__Given problem__
Repeat the material exactly as it appears.

(Figure contents as structured data)
★ ★ ★ ★ ★

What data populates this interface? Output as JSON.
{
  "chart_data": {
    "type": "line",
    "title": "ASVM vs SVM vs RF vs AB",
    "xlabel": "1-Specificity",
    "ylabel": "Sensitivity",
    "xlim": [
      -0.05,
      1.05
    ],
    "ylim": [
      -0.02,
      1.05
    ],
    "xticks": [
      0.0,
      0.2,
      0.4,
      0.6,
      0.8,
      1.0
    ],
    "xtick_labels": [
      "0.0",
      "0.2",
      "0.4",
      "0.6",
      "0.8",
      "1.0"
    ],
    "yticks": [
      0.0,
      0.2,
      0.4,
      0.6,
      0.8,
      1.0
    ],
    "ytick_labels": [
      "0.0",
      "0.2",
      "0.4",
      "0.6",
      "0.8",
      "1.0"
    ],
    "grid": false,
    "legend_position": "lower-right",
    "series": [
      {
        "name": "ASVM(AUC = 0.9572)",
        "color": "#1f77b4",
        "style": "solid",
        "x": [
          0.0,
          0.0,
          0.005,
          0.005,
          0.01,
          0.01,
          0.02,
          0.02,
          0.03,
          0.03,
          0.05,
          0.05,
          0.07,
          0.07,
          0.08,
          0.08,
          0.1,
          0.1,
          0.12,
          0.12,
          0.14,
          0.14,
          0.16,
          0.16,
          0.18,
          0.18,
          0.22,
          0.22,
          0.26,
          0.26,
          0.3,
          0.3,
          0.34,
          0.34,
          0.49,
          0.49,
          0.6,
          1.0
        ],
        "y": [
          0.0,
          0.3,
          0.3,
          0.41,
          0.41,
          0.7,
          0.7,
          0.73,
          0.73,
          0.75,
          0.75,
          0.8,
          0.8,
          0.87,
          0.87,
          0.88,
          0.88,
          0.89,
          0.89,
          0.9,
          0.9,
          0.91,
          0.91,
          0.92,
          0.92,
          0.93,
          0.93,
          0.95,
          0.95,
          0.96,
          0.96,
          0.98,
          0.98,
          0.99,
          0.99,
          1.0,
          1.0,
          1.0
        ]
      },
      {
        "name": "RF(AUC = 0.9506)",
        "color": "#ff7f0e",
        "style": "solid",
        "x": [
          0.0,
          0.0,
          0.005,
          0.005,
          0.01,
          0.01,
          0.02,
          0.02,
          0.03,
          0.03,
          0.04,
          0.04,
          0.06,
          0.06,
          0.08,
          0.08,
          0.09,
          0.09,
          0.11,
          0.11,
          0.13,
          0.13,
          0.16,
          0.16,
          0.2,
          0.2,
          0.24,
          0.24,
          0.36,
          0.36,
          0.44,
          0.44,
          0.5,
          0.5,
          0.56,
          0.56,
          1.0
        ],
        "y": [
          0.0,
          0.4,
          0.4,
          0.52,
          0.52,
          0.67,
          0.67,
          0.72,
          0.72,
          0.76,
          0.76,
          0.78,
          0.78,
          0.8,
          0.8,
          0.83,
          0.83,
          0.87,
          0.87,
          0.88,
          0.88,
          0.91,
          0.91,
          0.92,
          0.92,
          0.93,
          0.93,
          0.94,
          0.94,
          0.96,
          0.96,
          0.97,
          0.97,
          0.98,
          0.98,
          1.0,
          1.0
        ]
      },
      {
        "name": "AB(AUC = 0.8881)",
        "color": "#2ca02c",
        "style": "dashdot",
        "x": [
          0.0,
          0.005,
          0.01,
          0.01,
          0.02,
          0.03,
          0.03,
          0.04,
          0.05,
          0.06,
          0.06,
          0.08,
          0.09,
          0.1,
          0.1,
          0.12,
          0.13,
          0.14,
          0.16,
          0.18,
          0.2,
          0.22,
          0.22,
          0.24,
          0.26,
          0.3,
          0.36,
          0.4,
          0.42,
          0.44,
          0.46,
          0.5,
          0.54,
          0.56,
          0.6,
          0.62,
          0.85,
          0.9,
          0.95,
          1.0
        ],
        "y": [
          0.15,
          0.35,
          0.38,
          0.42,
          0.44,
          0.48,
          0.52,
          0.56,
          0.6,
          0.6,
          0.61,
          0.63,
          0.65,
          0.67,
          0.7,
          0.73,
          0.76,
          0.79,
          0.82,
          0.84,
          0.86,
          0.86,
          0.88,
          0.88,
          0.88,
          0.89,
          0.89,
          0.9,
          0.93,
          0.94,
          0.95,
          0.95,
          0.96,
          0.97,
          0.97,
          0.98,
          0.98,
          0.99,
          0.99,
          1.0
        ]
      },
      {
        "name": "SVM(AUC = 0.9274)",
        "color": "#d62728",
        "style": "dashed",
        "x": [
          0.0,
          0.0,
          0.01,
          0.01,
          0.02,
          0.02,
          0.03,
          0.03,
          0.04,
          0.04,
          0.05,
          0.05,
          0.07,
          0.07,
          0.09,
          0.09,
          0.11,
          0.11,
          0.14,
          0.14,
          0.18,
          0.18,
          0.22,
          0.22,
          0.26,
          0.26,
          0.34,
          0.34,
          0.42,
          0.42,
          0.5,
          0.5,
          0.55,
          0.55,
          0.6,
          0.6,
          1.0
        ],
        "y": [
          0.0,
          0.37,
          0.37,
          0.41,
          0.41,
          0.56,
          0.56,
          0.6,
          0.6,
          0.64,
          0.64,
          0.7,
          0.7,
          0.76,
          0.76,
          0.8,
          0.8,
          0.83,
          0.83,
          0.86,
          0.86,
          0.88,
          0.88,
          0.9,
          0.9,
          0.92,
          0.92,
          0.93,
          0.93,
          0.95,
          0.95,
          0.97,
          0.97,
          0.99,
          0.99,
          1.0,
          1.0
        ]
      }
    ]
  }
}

★ ★ ★ ★ ★

__Written answer__
What data populates this interface? Output as JSON.
{
  "chart_data": {
    "type": "line",
    "title": "ASVM vs SVM vs RF vs AB",
    "xlabel": "1-Specificity",
    "ylabel": "Sensitivity",
    "xlim": [
      -0.05,
      1.05
    ],
    "ylim": [
      -0.02,
      1.05
    ],
    "xticks": [
      0.0,
      0.2,
      0.4,
      0.6,
      0.8,
      1.0
    ],
    "xtick_labels": [
      "0.0",
      "0.2",
      "0.4",
      "0.6",
      "0.8",
      "1.0"
    ],
    "yticks": [
      0.0,
      0.2,
      0.4,
      0.6,
      0.8,
      1.0
    ],
    "ytick_labels": [
      "0.0",
      "0.2",
      "0.4",
      "0.6",
      "0.8",
      "1.0"
    ],
    "grid": false,
    "legend_position": "lower-right",
    "series": [
      {
        "name": "ASVM(AUC = 0.9572)",
        "color": "#1f77b4",
        "style": "solid",
        "x": [
          0.0,
          0.0,
          0.005,
          0.005,
          0.01,
          0.01,
          0.02,
          0.02,
          0.03,
          0.03,
          0.05,
          0.05,
          0.07,
          0.07,
          0.08,
          0.08,
          0.1,
          0.1,
          0.12,
          0.12,
          0.14,
          0.14,
          0.16,
          0.16,
          0.18,
          0.18,
          0.22,
          0.22,
          0.26,
          0.26,
          0.3,
          0.3,
          0.34,
          0.34,
          0.49,
          0.49,
          0.6,
          1.0
        ],
        "y": [
          0.0,
          0.3,
          0.3,
          0.41,
          0.41,
          0.7,
          0.7,
          0.73,
          0.73,
          0.75,
          0.75,
          0.8,
          0.8,
          0.87,
          0.87,
          0.88,
          0.88,
          0.89,
          0.89,
          0.9,
          0.9,
          0.91,
          0.91,
          0.92,
          0.92,
          0.93,
          0.93,
          0.95,
          0.95,
          0.96,
          0.96,
          0.98,
          0.98,
          0.99,
          0.99,
          1.0,
          1.0,
          1.0
        ]
      },
      {
        "name": "RF(AUC = 0.9506)",
        "color": "#ff7f0e",
        "style": "solid",
        "x": [
          0.0,
          0.0,
          0.005,
          0.005,
          0.01,
          0.01,
          0.02,
          0.02,
          0.03,
          0.03,
          0.04,
          0.04,
          0.06,
          0.06,
          0.08,
          0.08,
          0.09,
          0.09,
          0.11,
          0.11,
          0.13,
          0.13,
          0.16,
          0.16,
          0.2,
          0.2,
          0.24,
          0.24,
          0.36,
          0.36,
          0.44,
          0.44,
          0.5,
          0.5,
          0.56,
          0.56,
          1.0
        ],
        "y": [
          0.0,
          0.4,
          0.4,
          0.52,
          0.52,
          0.67,
          0.67,
          0.72,
          0.72,
          0.76,
          0.76,
          0.78,
          0.78,
          0.8,
          0.8,
          0.83,
          0.83,
          0.87,
          0.87,
          0.88,
          0.88,
          0.91,
          0.91,
          0.92,
          0.92,
          0.93,
          0.93,
          0.94,
          0.94,
          0.96,
          0.96,
          0.97,
          0.97,
          0.98,
          0.98,
          1.0,
          1.0
        ]
      },
      {
        "name": "AB(AUC = 0.8881)",
        "color": "#2ca02c",
        "style": "dashdot",
        "x": [
          0.0,
          0.005,
          0.01,
          0.01,
          0.02,
          0.03,
          0.03,
          0.04,
          0.05,
          0.06,
          0.06,
          0.08,
          0.09,
          0.1,
          0.1,
          0.12,
          0.13,
          0.14,
          0.16,
          0.18,
          0.2,
          0.22,
          0.22,
          0.24,
          0.26,
          0.3,
          0.36,
          0.4,
          0.42,
          0.44,
          0.46,
          0.5,
          0.54,
          0.56,
          0.6,
          0.62,
          0.85,
          0.9,
          0.95,
          1.0
        ],
        "y": [
          0.15,
          0.35,
          0.38,
          0.42,
          0.44,
          0.48,
          0.52,
          0.56,
          0.6,
          0.6,
          0.61,
          0.63,
          0.65,
          0.67,
          0.7,
          0.73,
          0.76,
          0.79,
          0.82,
          0.84,
          0.86,
          0.86,
          0.88,
          0.88,
          0.88,
          0.89,
          0.89,
          0.9,
          0.93,
          0.94,
          0.95,
          0.95,
          0.96,
          0.97,
          0.97,
          0.98,
          0.98,
          0.99,
          0.99,
          1.0
        ]
      },
      {
        "name": "SVM(AUC = 0.9274)",
        "color": "#d62728",
        "style": "dashed",
        "x": [
          0.0,
          0.0,
          0.01,
          0.01,
          0.02,
          0.02,
          0.03,
          0.03,
          0.04,
          0.04,
          0.05,
          0.05,
          0.07,
          0.07,
          0.09,
          0.09,
          0.11,
          0.11,
          0.14,
          0.14,
          0.18,
          0.18,
          0.22,
          0.22,
          0.26,
          0.26,
          0.34,
          0.34,
          0.42,
          0.42,
          0.5,
          0.5,
          0.55,
          0.55,
          0.6,
          0.6,
          1.0
        ],
        "y": [
          0.0,
          0.37,
          0.37,
          0.41,
          0.41,
          0.56,
          0.56,
          0.6,
          0.6,
          0.64,
          0.64,
          0.7,
          0.7,
          0.76,
          0.76,
          0.8,
          0.8,
          0.83,
          0.83,
          0.86,
          0.86,
          0.88,
          0.88,
          0.9,
          0.9,
          0.92,
          0.92,
          0.93,
          0.93,
          0.95,
          0.95,
          0.97,
          0.97,
          0.99,
          0.99,
          1.0,
          1.0
        ]
      }
    ]
  }
}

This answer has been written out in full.